- WHAT IS ASKED -
Each record below is to be reproduced without any change.

- INFORMATION SHOWN -
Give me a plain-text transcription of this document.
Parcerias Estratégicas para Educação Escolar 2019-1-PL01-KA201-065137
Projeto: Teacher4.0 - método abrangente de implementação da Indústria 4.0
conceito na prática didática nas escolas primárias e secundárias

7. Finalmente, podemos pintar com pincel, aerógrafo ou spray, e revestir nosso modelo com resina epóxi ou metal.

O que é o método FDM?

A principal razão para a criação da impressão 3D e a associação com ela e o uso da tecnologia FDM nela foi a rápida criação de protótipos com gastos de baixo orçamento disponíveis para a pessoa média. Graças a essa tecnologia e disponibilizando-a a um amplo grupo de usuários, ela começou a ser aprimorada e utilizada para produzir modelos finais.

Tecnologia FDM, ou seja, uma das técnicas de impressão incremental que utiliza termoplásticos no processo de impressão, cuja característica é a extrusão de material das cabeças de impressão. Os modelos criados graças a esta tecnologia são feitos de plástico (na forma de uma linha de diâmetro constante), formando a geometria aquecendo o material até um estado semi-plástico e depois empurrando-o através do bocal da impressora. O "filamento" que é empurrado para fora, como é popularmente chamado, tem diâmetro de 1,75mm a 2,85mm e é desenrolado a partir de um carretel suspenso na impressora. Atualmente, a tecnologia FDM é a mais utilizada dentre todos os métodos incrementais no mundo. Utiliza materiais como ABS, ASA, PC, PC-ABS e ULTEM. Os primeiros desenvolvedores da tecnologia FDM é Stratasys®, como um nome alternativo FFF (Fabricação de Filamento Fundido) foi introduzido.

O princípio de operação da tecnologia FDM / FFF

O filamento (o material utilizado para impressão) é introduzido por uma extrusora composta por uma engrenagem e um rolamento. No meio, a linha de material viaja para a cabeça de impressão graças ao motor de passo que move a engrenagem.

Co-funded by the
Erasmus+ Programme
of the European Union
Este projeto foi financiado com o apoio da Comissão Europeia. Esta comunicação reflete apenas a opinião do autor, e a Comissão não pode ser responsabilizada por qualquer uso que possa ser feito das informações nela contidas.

- SOLUTION FOR THIS EXERCISE -
Give me a plain-text transcription of this document.
Parcerias Estratégicas para Educação Escolar 2019-1-PL01-KA201-065137
Projeto: Teacher4.0 - método abrangente de implementação da Indústria 4.0
conceito na prática didática nas escolas primárias e secundárias

7. Finalmente, podemos pintar com pincel, aerógrafo ou spray, e revestir nosso modelo com resina epóxi ou metal.

O que é o método FDM?

A principal razão para a criação da impressão 3D e a associação com ela e o uso da tecnologia FDM nela foi a rápida criação de protótipos com gastos de baixo orçamento disponíveis para a pessoa média. Graças a essa tecnologia e disponibilizando-a a um amplo grupo de usuários, ela começou a ser aprimorada e utilizada para produzir modelos finais.

Tecnologia FDM, ou seja, uma das técnicas de impressão incremental que utiliza termoplásticos no processo de impressão, cuja característica é a extrusão de material das cabeças de impressão. Os modelos criados graças a esta tecnologia são feitos de plástico (na forma de uma linha de diâmetro constante), formando a geometria aquecendo o material até um estado semi-plástico e depois empurrando-o através do bocal da impressora. O "filamento" que é empurrado para fora, como é popularmente chamado, tem diâmetro de 1,75mm a 2,85mm e é desenrolado a partir de um carretel suspenso na impressora. Atualmente, a tecnologia FDM é a mais utilizada dentre todos os métodos incrementais no mundo. Utiliza materiais como ABS, ASA, PC, PC-ABS e ULTEM. Os primeiros desenvolvedores da tecnologia FDM é Stratasys®, como um nome alternativo FFF (Fabricação de Filamento Fundido) foi introduzido.

O princípio de operação da tecnologia FDM / FFF

O filamento (o material utilizado para impressão) é introduzido por uma extrusora composta por uma engrenagem e um rolamento. No meio, a linha de material viaja para a cabeça de impressão graças ao motor de passo que move a engrenagem.

Co-funded by the
Erasmus+ Programme
of the European Union
Este projeto foi financiado com o apoio da Comissão Europeia. Esta comunicação reflete apenas a opinião do autor, e a Comissão não pode ser responsabilizada por qualquer uso que possa ser feito das informações nela contidas.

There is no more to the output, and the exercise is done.